■ What to do ■
From the records below, extract all the text exactly and leave the images behind.

========

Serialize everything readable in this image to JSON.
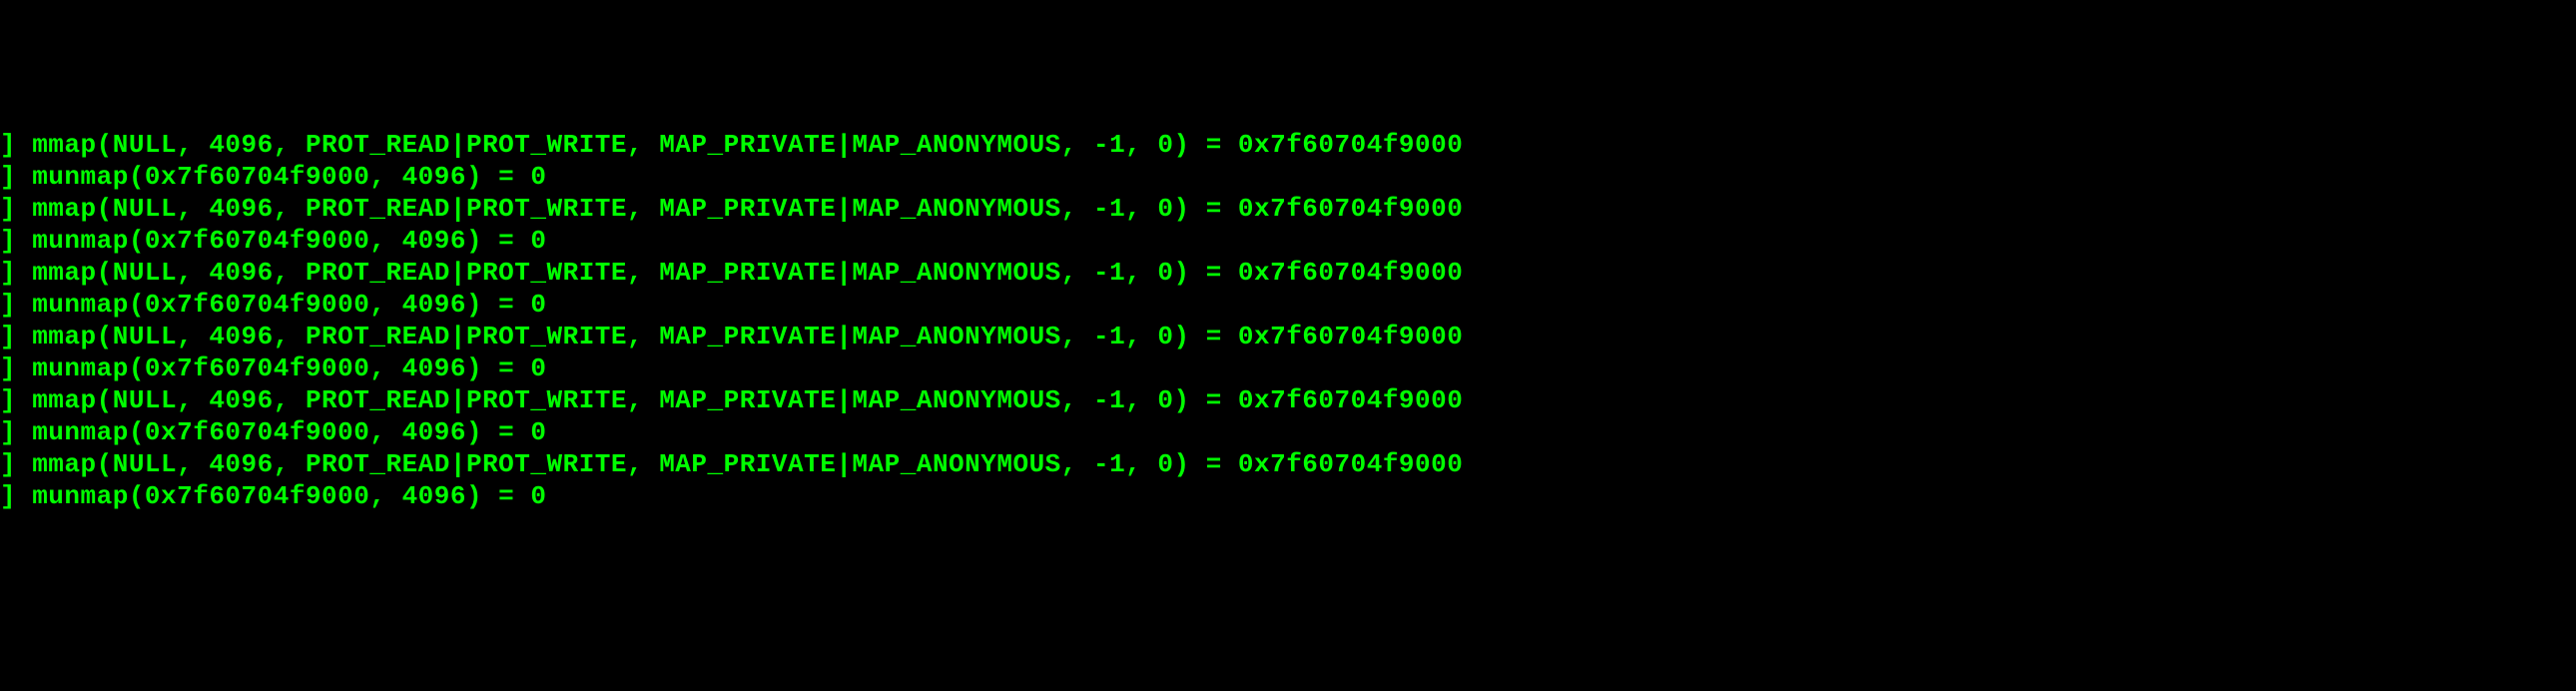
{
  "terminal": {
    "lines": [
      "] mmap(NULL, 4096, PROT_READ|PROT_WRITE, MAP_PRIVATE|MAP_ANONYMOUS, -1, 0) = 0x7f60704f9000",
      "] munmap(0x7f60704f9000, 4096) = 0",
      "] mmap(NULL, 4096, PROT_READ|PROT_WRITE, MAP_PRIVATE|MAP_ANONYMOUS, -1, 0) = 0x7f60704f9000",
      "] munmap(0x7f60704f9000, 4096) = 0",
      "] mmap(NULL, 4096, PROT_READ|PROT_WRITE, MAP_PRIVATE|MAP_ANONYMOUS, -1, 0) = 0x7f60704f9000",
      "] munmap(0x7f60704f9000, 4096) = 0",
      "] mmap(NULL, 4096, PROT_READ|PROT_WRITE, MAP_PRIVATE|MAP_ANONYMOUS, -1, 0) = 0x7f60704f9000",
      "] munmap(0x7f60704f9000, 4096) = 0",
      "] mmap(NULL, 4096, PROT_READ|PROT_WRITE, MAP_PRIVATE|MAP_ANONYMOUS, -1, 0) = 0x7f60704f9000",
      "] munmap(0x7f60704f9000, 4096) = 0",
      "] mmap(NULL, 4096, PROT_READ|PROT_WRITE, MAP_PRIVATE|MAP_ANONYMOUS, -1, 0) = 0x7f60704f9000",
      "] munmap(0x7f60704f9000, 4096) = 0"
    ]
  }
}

========

■ Written answer ■
Serialize everything readable in this image to JSON.
{
  "terminal": {
    "lines": [
      "] mmap(NULL, 4096, PROT_READ|PROT_WRITE, MAP_PRIVATE|MAP_ANONYMOUS, -1, 0) = 0x7f60704f9000",
      "] munmap(0x7f60704f9000, 4096) = 0",
      "] mmap(NULL, 4096, PROT_READ|PROT_WRITE, MAP_PRIVATE|MAP_ANONYMOUS, -1, 0) = 0x7f60704f9000",
      "] munmap(0x7f60704f9000, 4096) = 0",
      "] mmap(NULL, 4096, PROT_READ|PROT_WRITE, MAP_PRIVATE|MAP_ANONYMOUS, -1, 0) = 0x7f60704f9000",
      "] munmap(0x7f60704f9000, 4096) = 0",
      "] mmap(NULL, 4096, PROT_READ|PROT_WRITE, MAP_PRIVATE|MAP_ANONYMOUS, -1, 0) = 0x7f60704f9000",
      "] munmap(0x7f60704f9000, 4096) = 0",
      "] mmap(NULL, 4096, PROT_READ|PROT_WRITE, MAP_PRIVATE|MAP_ANONYMOUS, -1, 0) = 0x7f60704f9000",
      "] munmap(0x7f60704f9000, 4096) = 0",
      "] mmap(NULL, 4096, PROT_READ|PROT_WRITE, MAP_PRIVATE|MAP_ANONYMOUS, -1, 0) = 0x7f60704f9000",
      "] munmap(0x7f60704f9000, 4096) = 0"
    ]
  }
}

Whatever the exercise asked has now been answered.